● **WHAT IS BEING ASKED**
Below are some entries. Copy each line that holds the string "wzdłuż".

━━━━━━━━━━

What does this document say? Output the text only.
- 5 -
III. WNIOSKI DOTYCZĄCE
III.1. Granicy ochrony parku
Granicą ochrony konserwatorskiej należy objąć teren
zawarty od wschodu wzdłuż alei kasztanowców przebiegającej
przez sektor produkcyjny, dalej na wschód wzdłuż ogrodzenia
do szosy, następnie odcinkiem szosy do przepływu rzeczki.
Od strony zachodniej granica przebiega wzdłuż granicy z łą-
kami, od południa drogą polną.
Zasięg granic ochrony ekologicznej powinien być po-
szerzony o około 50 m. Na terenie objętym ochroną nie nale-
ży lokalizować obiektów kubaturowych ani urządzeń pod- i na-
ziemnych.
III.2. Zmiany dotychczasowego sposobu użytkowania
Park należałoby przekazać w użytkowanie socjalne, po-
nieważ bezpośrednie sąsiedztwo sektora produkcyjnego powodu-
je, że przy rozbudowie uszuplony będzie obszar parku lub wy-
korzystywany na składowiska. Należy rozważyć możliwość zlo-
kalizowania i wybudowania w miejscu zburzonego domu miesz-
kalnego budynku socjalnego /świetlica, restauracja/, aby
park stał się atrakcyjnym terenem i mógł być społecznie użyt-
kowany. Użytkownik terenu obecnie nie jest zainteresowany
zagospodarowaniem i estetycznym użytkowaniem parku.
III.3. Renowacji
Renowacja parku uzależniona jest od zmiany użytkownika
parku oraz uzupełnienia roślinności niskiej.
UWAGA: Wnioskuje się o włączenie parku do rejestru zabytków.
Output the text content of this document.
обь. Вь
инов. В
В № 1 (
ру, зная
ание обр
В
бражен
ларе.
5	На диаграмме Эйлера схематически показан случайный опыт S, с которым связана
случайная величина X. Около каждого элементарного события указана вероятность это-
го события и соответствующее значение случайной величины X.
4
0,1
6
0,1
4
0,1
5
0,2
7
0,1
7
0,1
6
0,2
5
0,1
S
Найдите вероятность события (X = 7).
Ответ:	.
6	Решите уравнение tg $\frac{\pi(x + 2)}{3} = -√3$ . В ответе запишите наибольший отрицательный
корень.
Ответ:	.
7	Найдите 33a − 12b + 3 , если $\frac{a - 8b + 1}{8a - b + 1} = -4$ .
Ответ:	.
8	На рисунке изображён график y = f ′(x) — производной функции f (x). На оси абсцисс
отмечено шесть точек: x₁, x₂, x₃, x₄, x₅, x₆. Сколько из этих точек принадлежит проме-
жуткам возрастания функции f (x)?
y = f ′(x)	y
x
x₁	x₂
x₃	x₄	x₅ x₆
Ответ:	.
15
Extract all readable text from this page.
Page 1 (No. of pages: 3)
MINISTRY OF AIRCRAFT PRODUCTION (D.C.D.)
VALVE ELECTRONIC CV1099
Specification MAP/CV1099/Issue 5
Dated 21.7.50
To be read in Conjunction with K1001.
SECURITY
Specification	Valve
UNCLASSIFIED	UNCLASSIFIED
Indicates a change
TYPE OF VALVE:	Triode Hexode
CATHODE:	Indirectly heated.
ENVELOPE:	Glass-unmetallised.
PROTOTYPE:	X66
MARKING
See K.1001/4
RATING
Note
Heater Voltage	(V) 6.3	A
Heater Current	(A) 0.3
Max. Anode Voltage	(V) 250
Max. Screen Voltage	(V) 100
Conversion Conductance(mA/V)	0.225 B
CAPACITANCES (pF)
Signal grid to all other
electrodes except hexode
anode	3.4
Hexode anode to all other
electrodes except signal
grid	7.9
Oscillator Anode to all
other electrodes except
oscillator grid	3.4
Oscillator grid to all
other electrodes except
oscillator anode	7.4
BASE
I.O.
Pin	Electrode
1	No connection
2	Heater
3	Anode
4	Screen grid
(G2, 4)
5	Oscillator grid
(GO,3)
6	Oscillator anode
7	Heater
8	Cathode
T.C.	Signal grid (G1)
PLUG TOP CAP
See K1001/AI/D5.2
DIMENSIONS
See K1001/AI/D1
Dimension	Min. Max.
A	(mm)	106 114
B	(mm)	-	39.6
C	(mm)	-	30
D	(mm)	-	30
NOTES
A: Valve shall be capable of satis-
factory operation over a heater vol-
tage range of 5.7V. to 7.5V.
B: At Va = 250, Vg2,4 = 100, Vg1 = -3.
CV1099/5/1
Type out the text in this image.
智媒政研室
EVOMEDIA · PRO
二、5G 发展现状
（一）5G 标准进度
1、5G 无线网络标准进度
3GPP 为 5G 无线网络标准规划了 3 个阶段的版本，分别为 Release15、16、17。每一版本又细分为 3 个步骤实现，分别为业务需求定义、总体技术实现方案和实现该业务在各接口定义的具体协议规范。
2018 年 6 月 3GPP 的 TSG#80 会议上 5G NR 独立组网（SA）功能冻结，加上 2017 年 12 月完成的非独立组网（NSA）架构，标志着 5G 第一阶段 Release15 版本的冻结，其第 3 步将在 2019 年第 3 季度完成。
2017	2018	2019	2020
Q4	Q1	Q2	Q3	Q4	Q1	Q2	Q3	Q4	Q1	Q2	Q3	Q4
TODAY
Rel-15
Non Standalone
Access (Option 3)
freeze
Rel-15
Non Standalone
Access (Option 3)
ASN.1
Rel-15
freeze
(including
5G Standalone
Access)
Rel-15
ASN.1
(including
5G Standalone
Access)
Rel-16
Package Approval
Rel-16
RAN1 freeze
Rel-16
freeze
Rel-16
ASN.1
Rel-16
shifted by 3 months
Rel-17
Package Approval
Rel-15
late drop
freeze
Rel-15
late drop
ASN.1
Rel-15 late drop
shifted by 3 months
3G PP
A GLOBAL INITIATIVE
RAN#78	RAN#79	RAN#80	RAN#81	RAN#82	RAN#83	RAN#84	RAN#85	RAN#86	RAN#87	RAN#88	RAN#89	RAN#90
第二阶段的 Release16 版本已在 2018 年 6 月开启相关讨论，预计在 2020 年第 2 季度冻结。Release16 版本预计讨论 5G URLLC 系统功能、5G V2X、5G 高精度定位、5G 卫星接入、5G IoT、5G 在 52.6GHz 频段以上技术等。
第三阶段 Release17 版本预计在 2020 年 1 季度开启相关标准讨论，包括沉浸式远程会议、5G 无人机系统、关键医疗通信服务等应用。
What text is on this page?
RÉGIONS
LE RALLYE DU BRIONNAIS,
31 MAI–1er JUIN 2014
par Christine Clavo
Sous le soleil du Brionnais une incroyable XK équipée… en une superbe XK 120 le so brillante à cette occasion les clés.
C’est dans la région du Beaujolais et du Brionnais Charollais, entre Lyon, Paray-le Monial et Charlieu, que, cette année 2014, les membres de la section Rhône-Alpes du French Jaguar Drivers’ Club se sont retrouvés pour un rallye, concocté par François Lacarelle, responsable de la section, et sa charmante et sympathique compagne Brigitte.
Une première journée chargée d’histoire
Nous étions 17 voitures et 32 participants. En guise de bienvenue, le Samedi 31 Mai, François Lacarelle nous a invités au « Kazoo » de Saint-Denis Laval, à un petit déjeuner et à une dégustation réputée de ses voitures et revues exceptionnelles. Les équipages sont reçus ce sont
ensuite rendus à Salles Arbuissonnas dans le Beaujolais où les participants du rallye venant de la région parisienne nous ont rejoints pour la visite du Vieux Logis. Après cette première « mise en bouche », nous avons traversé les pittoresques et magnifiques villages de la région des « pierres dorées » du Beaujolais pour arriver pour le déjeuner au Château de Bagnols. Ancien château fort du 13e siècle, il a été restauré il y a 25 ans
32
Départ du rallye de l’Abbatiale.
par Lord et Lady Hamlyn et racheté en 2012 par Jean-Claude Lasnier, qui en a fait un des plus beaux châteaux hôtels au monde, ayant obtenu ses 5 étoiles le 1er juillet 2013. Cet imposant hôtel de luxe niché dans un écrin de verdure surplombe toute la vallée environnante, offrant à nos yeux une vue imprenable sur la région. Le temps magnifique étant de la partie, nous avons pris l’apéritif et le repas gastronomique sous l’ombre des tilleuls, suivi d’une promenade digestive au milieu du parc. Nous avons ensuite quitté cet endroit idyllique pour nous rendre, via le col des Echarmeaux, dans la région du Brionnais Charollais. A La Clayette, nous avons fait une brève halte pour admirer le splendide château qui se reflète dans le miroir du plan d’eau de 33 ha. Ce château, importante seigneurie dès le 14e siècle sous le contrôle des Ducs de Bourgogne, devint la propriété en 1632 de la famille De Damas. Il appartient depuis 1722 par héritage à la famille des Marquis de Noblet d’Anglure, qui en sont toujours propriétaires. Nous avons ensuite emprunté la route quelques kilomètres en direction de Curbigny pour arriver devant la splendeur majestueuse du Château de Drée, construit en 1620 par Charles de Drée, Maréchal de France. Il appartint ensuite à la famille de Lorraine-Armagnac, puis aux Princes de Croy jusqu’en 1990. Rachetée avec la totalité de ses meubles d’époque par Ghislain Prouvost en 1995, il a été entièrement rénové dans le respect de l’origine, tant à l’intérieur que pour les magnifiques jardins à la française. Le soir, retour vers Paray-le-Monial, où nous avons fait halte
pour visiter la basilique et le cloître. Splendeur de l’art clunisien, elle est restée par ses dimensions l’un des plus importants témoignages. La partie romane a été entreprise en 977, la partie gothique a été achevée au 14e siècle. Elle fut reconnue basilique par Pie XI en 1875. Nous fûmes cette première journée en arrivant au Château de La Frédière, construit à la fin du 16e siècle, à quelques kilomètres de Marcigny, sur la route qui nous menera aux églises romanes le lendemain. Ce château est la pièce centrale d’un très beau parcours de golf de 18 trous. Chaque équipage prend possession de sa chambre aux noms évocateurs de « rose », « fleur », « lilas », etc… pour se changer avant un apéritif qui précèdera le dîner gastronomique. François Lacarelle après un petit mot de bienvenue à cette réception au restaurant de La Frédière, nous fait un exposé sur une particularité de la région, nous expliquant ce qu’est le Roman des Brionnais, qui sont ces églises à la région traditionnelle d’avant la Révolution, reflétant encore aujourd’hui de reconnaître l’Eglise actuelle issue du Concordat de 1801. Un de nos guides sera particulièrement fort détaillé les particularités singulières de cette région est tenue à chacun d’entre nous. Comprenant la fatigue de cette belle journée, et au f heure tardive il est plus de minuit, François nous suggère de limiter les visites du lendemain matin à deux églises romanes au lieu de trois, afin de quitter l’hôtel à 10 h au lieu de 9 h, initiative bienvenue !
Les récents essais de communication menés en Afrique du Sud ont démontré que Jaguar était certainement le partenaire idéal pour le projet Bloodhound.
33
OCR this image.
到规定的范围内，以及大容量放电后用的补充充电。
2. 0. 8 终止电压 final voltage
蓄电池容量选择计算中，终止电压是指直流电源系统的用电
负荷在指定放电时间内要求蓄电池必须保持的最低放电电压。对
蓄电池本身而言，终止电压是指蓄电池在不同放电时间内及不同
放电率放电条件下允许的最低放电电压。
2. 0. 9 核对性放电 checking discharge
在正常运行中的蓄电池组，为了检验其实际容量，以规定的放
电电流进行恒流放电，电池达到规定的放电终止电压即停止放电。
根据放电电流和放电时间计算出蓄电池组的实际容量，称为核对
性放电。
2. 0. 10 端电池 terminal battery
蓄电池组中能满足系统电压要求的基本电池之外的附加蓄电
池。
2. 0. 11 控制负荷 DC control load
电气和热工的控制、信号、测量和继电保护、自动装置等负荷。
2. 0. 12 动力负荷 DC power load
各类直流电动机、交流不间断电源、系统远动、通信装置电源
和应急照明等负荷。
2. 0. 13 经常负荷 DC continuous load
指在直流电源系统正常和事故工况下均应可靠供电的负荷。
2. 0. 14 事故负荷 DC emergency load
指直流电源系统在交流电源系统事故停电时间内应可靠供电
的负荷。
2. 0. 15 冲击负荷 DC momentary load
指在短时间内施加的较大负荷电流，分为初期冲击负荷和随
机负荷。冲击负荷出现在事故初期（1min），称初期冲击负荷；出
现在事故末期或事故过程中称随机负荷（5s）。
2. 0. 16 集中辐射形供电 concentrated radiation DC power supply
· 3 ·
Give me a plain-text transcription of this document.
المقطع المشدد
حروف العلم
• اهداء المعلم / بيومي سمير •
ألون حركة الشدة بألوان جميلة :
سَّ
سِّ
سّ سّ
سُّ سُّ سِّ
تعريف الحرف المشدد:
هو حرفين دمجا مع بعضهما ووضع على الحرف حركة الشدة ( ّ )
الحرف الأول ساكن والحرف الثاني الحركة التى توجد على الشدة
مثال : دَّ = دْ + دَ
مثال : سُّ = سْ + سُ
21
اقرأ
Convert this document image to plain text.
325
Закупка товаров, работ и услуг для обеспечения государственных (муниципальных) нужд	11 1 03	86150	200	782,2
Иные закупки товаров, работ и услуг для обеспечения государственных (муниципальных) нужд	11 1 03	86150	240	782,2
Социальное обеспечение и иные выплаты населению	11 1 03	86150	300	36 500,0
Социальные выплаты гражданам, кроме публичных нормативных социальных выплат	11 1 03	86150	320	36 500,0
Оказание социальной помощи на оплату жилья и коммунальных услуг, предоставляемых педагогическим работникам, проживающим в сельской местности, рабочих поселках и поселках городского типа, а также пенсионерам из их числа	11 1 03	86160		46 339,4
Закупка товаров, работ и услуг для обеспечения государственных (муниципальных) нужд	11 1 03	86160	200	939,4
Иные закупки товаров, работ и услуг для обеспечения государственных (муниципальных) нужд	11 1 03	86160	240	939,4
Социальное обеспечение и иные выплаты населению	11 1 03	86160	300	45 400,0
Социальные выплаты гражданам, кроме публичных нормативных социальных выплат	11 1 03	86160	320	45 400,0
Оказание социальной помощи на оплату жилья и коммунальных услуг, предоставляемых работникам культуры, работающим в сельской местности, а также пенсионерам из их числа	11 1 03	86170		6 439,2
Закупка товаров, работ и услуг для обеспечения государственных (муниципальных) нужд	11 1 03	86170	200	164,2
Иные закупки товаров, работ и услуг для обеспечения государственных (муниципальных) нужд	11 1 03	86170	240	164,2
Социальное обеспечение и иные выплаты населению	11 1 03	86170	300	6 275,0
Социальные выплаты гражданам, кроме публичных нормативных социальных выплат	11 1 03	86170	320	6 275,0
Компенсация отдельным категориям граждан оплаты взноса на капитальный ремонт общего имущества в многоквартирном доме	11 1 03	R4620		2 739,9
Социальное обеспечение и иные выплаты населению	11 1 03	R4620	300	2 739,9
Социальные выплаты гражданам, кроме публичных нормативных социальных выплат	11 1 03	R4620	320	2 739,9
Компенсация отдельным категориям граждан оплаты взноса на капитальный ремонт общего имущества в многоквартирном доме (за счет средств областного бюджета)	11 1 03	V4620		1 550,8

━━━━━━━━━━

● **REPLY TO THE TASK**
zawarty od wschodu wzdłuż alei kasztanowców przebiegającej
przez sektor produkcyjny, dalej na wschód wzdłuż ogrodzenia
Od strony zachodniej granica przebiega wzdłuż granicy z łą-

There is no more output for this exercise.